• _GIVEN INSTRUCTION_: Print, please, the line that contains "Extract the structured" and each line after it to the end of the entries, unchanged and with nothing else.

-=-=-=-=-

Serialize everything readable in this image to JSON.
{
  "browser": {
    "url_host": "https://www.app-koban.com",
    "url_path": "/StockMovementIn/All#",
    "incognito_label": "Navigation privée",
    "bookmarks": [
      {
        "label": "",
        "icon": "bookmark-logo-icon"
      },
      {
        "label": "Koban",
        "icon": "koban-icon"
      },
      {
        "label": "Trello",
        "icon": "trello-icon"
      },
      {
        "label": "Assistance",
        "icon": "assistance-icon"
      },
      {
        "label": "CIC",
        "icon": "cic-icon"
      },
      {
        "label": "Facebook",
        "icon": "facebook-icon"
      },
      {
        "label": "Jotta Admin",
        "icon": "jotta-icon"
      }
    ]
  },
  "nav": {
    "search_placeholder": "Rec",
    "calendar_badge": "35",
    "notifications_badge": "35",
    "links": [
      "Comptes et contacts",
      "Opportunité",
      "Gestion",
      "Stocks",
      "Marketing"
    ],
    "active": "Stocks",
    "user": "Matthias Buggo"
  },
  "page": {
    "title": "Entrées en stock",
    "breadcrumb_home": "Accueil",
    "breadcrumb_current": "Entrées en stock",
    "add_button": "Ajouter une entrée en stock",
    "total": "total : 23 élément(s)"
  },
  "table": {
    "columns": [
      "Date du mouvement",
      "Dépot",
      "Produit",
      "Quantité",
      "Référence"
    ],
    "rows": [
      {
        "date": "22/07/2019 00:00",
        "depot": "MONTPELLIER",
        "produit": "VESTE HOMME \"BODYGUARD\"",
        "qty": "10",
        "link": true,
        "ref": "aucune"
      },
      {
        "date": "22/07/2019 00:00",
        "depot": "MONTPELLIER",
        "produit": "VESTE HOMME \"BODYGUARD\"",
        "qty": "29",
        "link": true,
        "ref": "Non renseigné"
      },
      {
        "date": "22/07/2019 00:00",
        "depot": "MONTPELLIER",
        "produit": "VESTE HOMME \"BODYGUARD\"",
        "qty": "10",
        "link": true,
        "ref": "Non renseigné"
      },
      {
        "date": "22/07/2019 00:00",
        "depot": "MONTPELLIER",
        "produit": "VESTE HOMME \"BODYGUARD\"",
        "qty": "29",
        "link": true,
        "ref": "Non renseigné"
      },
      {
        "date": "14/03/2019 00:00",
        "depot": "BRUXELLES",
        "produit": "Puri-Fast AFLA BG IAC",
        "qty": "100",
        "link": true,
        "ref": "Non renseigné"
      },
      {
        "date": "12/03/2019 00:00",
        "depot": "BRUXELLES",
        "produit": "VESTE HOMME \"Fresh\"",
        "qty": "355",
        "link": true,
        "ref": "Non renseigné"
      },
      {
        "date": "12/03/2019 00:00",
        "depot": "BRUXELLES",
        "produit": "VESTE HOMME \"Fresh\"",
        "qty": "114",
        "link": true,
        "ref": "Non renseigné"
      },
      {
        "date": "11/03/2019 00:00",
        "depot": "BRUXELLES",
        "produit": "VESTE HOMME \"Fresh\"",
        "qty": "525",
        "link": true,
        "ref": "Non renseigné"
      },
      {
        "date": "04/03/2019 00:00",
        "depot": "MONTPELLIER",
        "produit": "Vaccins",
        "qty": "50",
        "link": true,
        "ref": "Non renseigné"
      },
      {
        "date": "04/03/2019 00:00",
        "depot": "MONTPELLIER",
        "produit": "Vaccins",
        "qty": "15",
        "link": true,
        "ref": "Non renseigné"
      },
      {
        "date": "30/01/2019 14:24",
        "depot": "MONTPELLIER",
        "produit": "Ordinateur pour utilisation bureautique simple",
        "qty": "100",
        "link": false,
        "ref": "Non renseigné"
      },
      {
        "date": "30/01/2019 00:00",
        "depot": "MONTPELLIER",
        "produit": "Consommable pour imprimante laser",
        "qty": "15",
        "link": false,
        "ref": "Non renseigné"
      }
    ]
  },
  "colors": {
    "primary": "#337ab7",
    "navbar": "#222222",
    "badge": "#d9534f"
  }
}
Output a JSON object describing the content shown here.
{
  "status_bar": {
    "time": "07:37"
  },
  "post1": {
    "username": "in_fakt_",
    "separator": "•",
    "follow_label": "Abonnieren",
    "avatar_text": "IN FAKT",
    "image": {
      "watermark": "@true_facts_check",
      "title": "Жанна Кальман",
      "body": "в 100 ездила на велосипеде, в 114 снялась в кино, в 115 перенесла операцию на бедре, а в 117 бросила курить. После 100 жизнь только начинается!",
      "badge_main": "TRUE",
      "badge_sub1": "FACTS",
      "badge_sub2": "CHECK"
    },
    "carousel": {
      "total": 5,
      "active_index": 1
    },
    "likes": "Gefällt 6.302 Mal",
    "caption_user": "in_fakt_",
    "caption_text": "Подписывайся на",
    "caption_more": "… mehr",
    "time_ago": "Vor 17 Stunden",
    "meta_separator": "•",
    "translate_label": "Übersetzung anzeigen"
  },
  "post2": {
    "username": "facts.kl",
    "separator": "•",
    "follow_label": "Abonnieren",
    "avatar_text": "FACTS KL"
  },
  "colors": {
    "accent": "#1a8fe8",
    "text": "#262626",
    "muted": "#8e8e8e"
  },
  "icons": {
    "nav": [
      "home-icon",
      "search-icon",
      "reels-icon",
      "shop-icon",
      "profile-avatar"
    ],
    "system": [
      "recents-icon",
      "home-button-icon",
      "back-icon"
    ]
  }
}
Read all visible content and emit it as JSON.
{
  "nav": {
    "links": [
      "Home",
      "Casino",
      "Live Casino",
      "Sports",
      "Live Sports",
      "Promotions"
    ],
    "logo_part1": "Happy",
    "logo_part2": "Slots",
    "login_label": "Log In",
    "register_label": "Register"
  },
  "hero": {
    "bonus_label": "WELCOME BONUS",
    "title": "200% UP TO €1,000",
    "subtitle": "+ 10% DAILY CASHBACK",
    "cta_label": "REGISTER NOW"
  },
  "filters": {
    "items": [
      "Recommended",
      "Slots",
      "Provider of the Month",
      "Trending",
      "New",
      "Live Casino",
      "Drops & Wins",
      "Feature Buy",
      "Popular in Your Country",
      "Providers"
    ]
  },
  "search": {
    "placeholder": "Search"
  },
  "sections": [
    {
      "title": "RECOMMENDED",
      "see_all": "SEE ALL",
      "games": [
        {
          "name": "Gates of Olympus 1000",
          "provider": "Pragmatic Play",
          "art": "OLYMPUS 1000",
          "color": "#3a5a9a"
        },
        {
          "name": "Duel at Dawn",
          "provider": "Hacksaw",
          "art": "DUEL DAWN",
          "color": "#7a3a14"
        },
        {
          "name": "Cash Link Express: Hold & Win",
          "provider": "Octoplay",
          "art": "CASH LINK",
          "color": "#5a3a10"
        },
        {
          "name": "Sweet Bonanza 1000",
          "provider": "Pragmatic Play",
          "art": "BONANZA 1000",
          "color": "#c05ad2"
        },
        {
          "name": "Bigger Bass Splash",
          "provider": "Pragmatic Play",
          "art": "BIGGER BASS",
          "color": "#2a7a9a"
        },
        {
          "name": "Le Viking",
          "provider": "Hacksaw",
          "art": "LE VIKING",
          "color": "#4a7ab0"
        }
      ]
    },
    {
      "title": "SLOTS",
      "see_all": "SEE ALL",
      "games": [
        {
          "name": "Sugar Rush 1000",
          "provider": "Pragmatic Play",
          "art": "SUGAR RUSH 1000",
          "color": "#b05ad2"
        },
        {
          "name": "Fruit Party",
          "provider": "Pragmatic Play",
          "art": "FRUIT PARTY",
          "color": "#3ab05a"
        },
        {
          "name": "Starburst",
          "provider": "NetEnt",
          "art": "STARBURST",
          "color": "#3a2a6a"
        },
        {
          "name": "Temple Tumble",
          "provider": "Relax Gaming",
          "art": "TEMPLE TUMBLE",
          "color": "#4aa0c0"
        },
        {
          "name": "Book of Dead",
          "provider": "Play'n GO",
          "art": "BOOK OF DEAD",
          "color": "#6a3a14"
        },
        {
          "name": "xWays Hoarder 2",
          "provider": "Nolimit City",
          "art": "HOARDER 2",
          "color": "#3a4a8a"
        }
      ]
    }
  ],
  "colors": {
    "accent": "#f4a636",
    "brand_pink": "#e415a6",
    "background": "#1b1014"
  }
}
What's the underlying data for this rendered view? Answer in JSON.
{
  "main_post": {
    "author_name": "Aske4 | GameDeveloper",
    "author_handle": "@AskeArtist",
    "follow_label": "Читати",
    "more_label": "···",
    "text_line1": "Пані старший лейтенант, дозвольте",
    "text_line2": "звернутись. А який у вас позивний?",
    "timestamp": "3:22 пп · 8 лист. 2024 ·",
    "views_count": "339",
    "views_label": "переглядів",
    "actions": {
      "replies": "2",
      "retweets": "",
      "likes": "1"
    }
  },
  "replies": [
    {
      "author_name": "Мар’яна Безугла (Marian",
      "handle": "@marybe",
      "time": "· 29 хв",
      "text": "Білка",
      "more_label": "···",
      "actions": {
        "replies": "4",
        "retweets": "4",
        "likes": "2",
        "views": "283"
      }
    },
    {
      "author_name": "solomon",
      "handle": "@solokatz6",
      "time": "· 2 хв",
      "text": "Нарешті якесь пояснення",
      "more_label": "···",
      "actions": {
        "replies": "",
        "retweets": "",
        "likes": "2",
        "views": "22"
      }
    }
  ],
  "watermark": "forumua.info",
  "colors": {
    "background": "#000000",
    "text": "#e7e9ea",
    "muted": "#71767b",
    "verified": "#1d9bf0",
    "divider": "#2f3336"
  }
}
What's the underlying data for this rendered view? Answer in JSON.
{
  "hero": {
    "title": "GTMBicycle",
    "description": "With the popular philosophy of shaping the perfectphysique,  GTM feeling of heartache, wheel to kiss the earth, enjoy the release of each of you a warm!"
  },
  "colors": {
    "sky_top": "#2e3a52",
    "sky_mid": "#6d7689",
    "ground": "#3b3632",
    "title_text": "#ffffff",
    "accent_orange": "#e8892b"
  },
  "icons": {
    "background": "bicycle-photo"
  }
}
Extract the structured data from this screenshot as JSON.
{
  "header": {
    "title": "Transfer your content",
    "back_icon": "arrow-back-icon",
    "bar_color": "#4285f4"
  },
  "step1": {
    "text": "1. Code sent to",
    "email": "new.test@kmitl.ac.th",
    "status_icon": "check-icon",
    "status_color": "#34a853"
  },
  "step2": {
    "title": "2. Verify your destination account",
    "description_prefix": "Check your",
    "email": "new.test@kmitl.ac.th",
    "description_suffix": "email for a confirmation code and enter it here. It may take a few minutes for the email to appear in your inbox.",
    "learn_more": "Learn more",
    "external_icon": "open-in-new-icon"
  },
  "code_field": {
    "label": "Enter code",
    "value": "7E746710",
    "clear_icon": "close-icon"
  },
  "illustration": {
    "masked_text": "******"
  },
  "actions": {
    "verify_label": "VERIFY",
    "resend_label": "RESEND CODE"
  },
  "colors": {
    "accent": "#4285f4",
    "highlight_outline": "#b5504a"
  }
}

-=-=-=-=-

• _TASK SOLUTION_:
Extract the structured data from this screenshot as JSON.
{
  "header": {
    "title": "Transfer your content",
    "back_icon": "arrow-back-icon",
    "bar_color": "#4285f4"
  },
  "step1": {
    "text": "1. Code sent to",
    "email": "new.test@kmitl.ac.th",
    "status_icon": "check-icon",
    "status_color": "#34a853"
  },
  "step2": {
    "title": "2. Verify your destination account",
    "description_prefix": "Check your",
    "email": "new.test@kmitl.ac.th",
    "description_suffix": "email for a confirmation code and enter it here. It may take a few minutes for the email to appear in your inbox.",
    "learn_more": "Learn more",
    "external_icon": "open-in-new-icon"
  },
  "code_field": {
    "label": "Enter code",
    "value": "7E746710",
    "clear_icon": "close-icon"
  },
  "illustration": {
    "masked_text": "******"
  },
  "actions": {
    "verify_label": "VERIFY",
    "resend_label": "RESEND CODE"
  },
  "colors": {
    "accent": "#4285f4",
    "highlight_outline": "#b5504a"
  }
}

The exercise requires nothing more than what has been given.